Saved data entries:
Begin

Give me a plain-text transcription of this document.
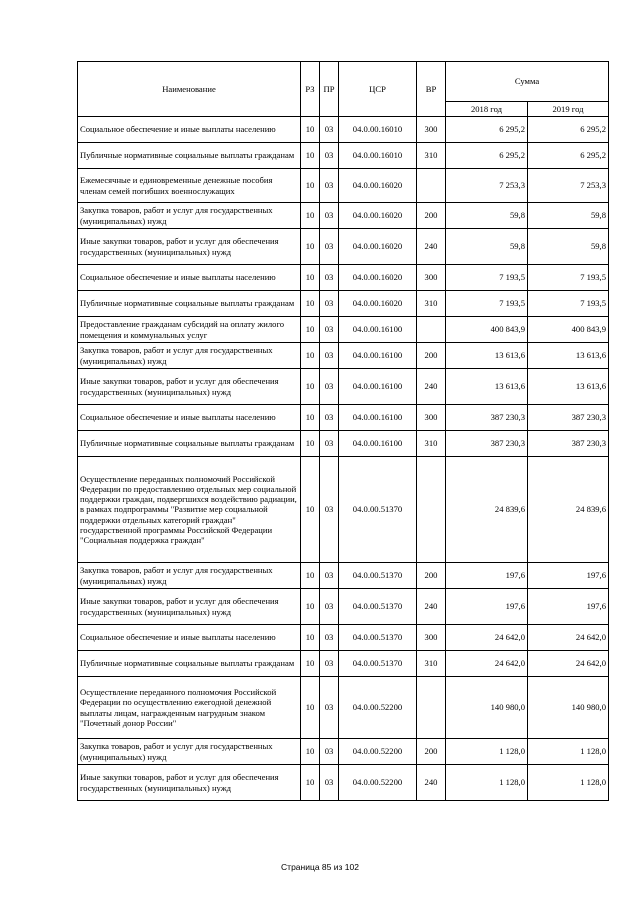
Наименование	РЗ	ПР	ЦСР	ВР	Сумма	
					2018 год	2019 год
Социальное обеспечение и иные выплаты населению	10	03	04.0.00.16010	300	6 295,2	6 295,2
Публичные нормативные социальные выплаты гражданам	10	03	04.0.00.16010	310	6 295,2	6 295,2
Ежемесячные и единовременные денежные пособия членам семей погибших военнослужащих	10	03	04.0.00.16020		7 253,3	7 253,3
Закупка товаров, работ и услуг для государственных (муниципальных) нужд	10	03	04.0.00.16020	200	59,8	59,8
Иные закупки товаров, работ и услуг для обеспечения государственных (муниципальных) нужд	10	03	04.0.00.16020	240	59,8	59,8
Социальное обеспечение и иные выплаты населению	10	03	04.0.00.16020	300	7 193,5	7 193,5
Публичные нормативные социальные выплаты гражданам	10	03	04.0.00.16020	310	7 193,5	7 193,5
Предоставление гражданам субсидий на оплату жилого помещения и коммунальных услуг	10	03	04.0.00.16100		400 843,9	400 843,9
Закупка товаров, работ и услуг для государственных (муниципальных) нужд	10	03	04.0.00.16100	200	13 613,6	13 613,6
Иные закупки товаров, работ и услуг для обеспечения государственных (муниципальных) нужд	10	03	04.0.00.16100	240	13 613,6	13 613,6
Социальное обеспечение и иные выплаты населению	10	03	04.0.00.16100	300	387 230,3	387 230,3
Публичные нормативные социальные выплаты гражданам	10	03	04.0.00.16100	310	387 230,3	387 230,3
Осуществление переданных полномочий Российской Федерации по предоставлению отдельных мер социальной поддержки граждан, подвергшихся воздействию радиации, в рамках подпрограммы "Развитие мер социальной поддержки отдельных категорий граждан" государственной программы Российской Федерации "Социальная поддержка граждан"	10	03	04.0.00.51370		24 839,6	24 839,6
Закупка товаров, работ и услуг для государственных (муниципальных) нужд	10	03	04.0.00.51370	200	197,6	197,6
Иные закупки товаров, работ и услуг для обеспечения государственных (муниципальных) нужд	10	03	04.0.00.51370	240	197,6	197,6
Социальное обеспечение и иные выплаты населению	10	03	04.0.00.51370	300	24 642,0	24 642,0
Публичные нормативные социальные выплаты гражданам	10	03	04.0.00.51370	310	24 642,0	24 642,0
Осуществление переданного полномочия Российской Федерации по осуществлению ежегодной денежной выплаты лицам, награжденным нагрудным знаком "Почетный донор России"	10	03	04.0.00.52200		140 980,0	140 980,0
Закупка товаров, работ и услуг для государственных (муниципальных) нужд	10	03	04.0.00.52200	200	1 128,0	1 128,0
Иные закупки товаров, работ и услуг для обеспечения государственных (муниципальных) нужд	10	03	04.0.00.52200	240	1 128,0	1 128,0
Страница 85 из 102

End
Begin

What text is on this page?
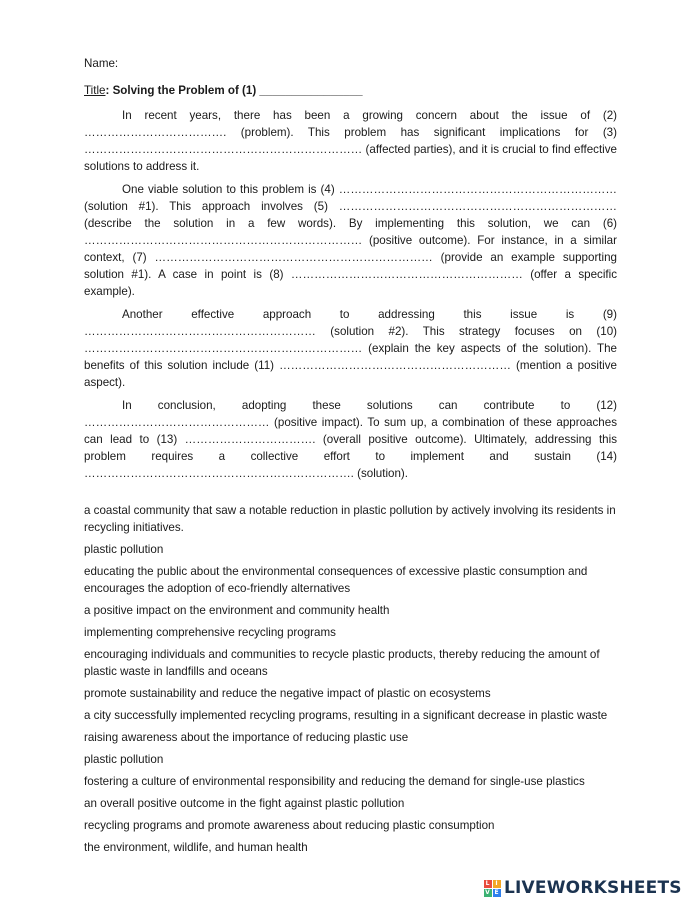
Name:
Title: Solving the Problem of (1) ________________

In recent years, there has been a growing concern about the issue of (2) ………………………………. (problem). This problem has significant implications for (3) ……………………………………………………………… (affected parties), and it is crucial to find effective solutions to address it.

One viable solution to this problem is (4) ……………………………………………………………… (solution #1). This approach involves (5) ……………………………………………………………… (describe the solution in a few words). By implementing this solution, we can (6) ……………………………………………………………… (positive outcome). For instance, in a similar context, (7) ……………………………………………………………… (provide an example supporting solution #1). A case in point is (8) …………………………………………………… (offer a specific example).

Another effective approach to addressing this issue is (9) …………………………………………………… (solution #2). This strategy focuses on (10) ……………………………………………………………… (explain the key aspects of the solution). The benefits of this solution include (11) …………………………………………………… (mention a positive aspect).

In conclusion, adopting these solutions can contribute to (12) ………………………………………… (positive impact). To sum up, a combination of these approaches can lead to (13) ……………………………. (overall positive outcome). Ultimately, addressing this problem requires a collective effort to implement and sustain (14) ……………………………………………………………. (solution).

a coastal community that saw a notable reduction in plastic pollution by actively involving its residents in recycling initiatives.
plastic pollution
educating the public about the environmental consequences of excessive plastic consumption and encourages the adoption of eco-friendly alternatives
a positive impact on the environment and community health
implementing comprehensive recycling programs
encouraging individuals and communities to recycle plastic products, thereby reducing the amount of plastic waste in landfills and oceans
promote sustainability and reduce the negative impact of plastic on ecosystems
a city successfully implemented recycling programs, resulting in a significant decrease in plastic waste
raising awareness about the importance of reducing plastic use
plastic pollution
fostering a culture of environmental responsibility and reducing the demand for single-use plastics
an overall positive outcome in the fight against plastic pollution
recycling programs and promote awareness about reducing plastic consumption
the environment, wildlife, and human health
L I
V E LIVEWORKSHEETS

End

Across the data above, how many lines include the word "community"? Give only the count.

Correct output:
2